- _Exercise requirements_: Transcribe the records below exactly, leaving out any pictures.

#### Records provided

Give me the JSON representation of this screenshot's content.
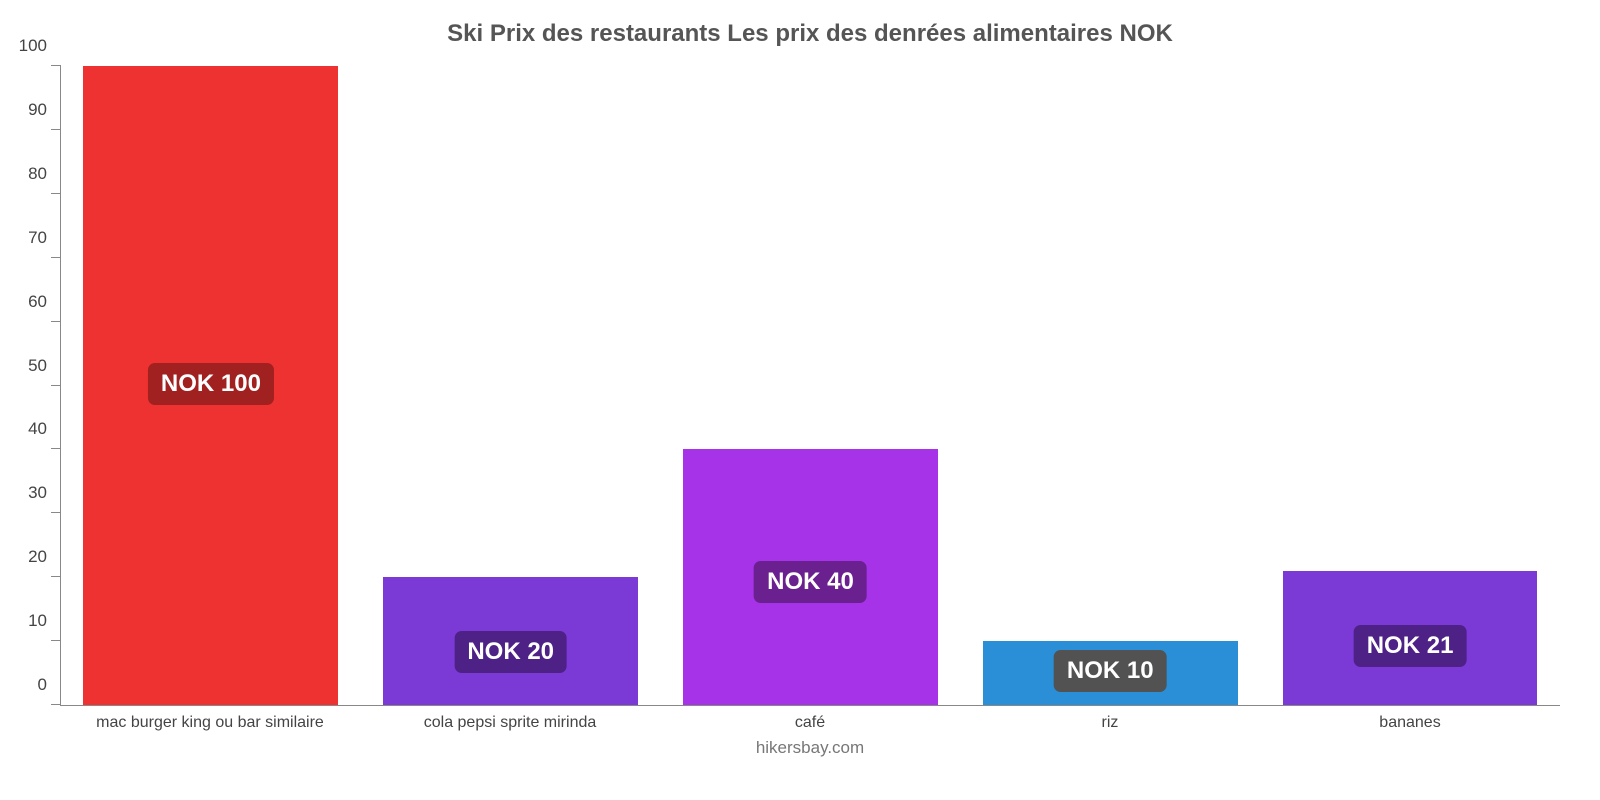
{
  "chart": {
    "type": "bar",
    "title": "Ski Prix des restaurants Les prix des denrées alimentaires NOK",
    "title_fontsize": 24,
    "title_color": "#555555",
    "background_color": "#ffffff",
    "axis_color": "#888888",
    "ylim": [
      0,
      100
    ],
    "ytick_step": 10,
    "yticks": [
      0,
      10,
      20,
      30,
      40,
      50,
      60,
      70,
      80,
      90,
      100
    ],
    "label_fontsize": 17,
    "label_color": "#444444",
    "xlabel_fontsize": 16,
    "bar_width_pct": 85,
    "value_label_fontsize": 24,
    "value_label_text_color": "#ffffff",
    "value_label_radius": 7,
    "footer": "hikersbay.com",
    "footer_color": "#777777",
    "categories": [
      "mac burger king ou bar similaire",
      "cola pepsi sprite mirinda",
      "café",
      "riz",
      "bananes"
    ],
    "values": [
      100,
      20,
      40,
      10,
      21
    ],
    "value_labels": [
      "NOK 100",
      "NOK 20",
      "NOK 40",
      "NOK 10",
      "NOK 21"
    ],
    "bar_colors": [
      "#ee3131",
      "#7b3ad6",
      "#a733e8",
      "#2a8fd6",
      "#7b3ad6"
    ],
    "label_bg_colors": [
      "#a12020",
      "#4e2186",
      "#6a208e",
      "#525252",
      "#4e2186"
    ],
    "label_y_offsets_pct": [
      47,
      5,
      16,
      2,
      6
    ]
  }
}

########

- _Complete output_:
Give me the JSON representation of this screenshot's content.
{
  "chart": {
    "type": "bar",
    "title": "Ski Prix des restaurants Les prix des denrées alimentaires NOK",
    "title_fontsize": 24,
    "title_color": "#555555",
    "background_color": "#ffffff",
    "axis_color": "#888888",
    "ylim": [
      0,
      100
    ],
    "ytick_step": 10,
    "yticks": [
      0,
      10,
      20,
      30,
      40,
      50,
      60,
      70,
      80,
      90,
      100
    ],
    "label_fontsize": 17,
    "label_color": "#444444",
    "xlabel_fontsize": 16,
    "bar_width_pct": 85,
    "value_label_fontsize": 24,
    "value_label_text_color": "#ffffff",
    "value_label_radius": 7,
    "footer": "hikersbay.com",
    "footer_color": "#777777",
    "categories": [
      "mac burger king ou bar similaire",
      "cola pepsi sprite mirinda",
      "café",
      "riz",
      "bananes"
    ],
    "values": [
      100,
      20,
      40,
      10,
      21
    ],
    "value_labels": [
      "NOK 100",
      "NOK 20",
      "NOK 40",
      "NOK 10",
      "NOK 21"
    ],
    "bar_colors": [
      "#ee3131",
      "#7b3ad6",
      "#a733e8",
      "#2a8fd6",
      "#7b3ad6"
    ],
    "label_bg_colors": [
      "#a12020",
      "#4e2186",
      "#6a208e",
      "#525252",
      "#4e2186"
    ],
    "label_y_offsets_pct": [
      47,
      5,
      16,
      2,
      6
    ]
  }
}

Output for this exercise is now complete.